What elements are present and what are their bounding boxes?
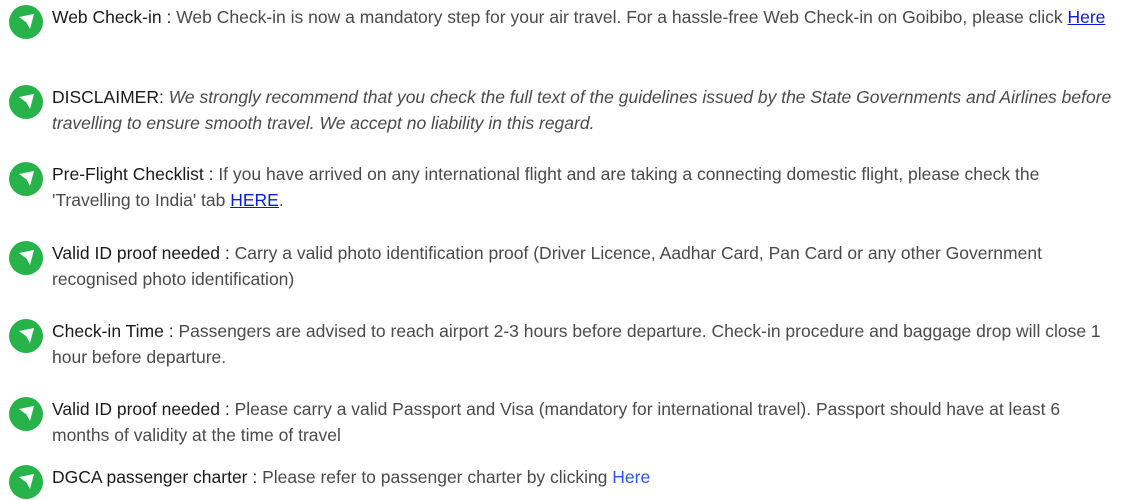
location-arrow-icon bbox=[9, 397, 43, 431]
list-item-text: Valid ID proof needed : Carry a valid ph… bbox=[52, 240, 1116, 292]
location-arrow-icon bbox=[9, 241, 43, 275]
item-label: Web Check-in : bbox=[52, 7, 172, 27]
item-suffix: . bbox=[278, 190, 284, 210]
item-label: Check-in Time : bbox=[52, 321, 174, 341]
location-arrow-icon bbox=[9, 162, 43, 196]
list-item-text: DGCA passenger charter : Please refer to… bbox=[52, 464, 1116, 490]
item-description: Please refer to passenger charter by cli… bbox=[262, 467, 608, 487]
item-label: DGCA passenger charter : bbox=[52, 467, 258, 487]
location-arrow-icon bbox=[9, 465, 43, 499]
web-checkin-here-link[interactable]: Here bbox=[1067, 7, 1105, 27]
item-label: Valid ID proof needed : bbox=[52, 243, 230, 263]
item-description: We strongly recommend that you check the… bbox=[52, 87, 1112, 133]
travel-guidelines-list: Web Check-in : Web Check-in is now a man… bbox=[0, 0, 1122, 499]
location-arrow-icon bbox=[9, 319, 43, 353]
location-arrow-icon bbox=[9, 5, 43, 39]
item-label: Pre-Flight Checklist : bbox=[52, 164, 214, 184]
list-item-text: Pre-Flight Checklist : If you have arriv… bbox=[52, 161, 1116, 213]
list-item-text: Valid ID proof needed : Please carry a v… bbox=[52, 396, 1116, 448]
travelling-to-india-here-link[interactable]: HERE bbox=[230, 190, 279, 210]
item-description: Web Check-in is now a mandatory step for… bbox=[176, 7, 1063, 27]
item-label: DISCLAIMER: bbox=[52, 87, 164, 107]
list-item-text: Check-in Time : Passengers are advised t… bbox=[52, 318, 1116, 370]
item-label: Valid ID proof needed : bbox=[52, 399, 230, 419]
passenger-charter-here-link[interactable]: Here bbox=[612, 467, 650, 487]
location-arrow-icon bbox=[9, 85, 43, 119]
list-item-text: DISCLAIMER: We strongly recommend that y… bbox=[52, 84, 1116, 136]
item-description: Passengers are advised to reach airport … bbox=[52, 321, 1101, 367]
list-item-text: Web Check-in : Web Check-in is now a man… bbox=[52, 4, 1116, 30]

### [TASK REQUIREMENTS]
Retype the entries above line for line with no changes, and leave the picture out.

### [TASK RESPONSE]
What elements are present and what are their bounding boxes?
location-arrow-icon bbox=[9, 397, 43, 431]
list-item-text: Valid ID proof needed : Carry a valid ph… bbox=[52, 240, 1116, 292]
location-arrow-icon bbox=[9, 241, 43, 275]
item-label: Web Check-in : bbox=[52, 7, 172, 27]
item-suffix: . bbox=[278, 190, 284, 210]
item-label: Check-in Time : bbox=[52, 321, 174, 341]
location-arrow-icon bbox=[9, 162, 43, 196]
list-item-text: DGCA passenger charter : Please refer to… bbox=[52, 464, 1116, 490]
item-description: Please refer to passenger charter by cli… bbox=[262, 467, 608, 487]
item-label: DGCA passenger charter : bbox=[52, 467, 258, 487]
location-arrow-icon bbox=[9, 465, 43, 499]
web-checkin-here-link[interactable]: Here bbox=[1067, 7, 1105, 27]
item-label: Valid ID proof needed : bbox=[52, 243, 230, 263]
item-description: We strongly recommend that you check the… bbox=[52, 87, 1112, 133]
travel-guidelines-list: Web Check-in : Web Check-in is now a man… bbox=[0, 0, 1122, 499]
location-arrow-icon bbox=[9, 319, 43, 353]
location-arrow-icon bbox=[9, 5, 43, 39]
item-label: Pre-Flight Checklist : bbox=[52, 164, 214, 184]
list-item-text: Pre-Flight Checklist : If you have arriv… bbox=[52, 161, 1116, 213]
list-item-text: Valid ID proof needed : Please carry a v… bbox=[52, 396, 1116, 448]
travelling-to-india-here-link[interactable]: HERE bbox=[230, 190, 279, 210]
item-description: Web Check-in is now a mandatory step for… bbox=[176, 7, 1063, 27]
item-label: DISCLAIMER: bbox=[52, 87, 164, 107]
list-item-text: Check-in Time : Passengers are advised t… bbox=[52, 318, 1116, 370]
item-label: Valid ID proof needed : bbox=[52, 399, 230, 419]
passenger-charter-here-link[interactable]: Here bbox=[612, 467, 650, 487]
location-arrow-icon bbox=[9, 85, 43, 119]
list-item-text: DISCLAIMER: We strongly recommend that y… bbox=[52, 84, 1116, 136]
item-description: Passengers are advised to reach airport … bbox=[52, 321, 1101, 367]
list-item-text: Web Check-in : Web Check-in is now a man… bbox=[52, 4, 1116, 30]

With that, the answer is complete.